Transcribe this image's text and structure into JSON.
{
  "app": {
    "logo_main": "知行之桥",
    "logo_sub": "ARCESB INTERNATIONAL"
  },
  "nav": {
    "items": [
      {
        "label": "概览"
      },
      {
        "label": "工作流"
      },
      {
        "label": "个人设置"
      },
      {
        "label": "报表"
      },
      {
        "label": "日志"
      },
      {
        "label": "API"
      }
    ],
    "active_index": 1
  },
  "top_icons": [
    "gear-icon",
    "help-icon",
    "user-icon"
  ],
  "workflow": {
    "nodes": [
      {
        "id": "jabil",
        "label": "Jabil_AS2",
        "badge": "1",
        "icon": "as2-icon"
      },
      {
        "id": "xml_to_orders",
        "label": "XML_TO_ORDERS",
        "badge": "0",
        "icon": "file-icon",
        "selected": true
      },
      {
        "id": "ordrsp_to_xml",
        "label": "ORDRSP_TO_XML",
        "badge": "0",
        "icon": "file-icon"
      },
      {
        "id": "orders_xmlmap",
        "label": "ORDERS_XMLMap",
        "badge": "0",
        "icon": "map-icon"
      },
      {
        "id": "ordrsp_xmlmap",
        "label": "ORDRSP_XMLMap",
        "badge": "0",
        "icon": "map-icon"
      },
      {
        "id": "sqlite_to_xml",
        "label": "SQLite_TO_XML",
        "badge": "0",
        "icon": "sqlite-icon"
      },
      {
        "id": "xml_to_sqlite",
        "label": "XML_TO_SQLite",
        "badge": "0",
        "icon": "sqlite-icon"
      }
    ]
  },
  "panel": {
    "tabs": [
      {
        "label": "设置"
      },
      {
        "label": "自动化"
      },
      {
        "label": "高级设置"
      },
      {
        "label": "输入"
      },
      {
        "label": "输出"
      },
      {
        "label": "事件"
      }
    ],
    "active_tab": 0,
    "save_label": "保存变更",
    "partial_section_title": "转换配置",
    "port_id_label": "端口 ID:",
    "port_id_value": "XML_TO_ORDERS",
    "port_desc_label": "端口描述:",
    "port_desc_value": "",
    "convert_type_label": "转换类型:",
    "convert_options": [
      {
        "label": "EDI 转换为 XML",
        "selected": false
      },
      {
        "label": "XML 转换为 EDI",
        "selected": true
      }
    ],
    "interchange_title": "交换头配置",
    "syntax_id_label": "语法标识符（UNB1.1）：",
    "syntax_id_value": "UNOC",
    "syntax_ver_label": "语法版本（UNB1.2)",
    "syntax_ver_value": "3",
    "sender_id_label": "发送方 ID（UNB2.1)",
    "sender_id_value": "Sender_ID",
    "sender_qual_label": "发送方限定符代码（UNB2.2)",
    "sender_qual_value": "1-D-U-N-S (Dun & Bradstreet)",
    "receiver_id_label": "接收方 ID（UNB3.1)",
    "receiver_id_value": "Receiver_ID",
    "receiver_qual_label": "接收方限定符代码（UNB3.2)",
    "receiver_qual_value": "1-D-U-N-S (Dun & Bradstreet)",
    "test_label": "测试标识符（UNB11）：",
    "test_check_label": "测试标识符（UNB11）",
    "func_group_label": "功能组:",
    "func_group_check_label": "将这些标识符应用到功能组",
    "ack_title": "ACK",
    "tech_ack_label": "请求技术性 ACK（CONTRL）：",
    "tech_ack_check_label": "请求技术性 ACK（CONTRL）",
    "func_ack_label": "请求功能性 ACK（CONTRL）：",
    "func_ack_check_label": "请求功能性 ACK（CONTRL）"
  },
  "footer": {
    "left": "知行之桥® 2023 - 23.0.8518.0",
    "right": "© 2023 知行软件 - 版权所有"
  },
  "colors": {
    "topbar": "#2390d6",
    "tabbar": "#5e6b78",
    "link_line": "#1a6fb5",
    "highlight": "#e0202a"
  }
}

****

**BRIEF:** From the listing, tally every line with the word "请求功能性" in it and give only the tally.

**WRITTEN ANSWER:** 2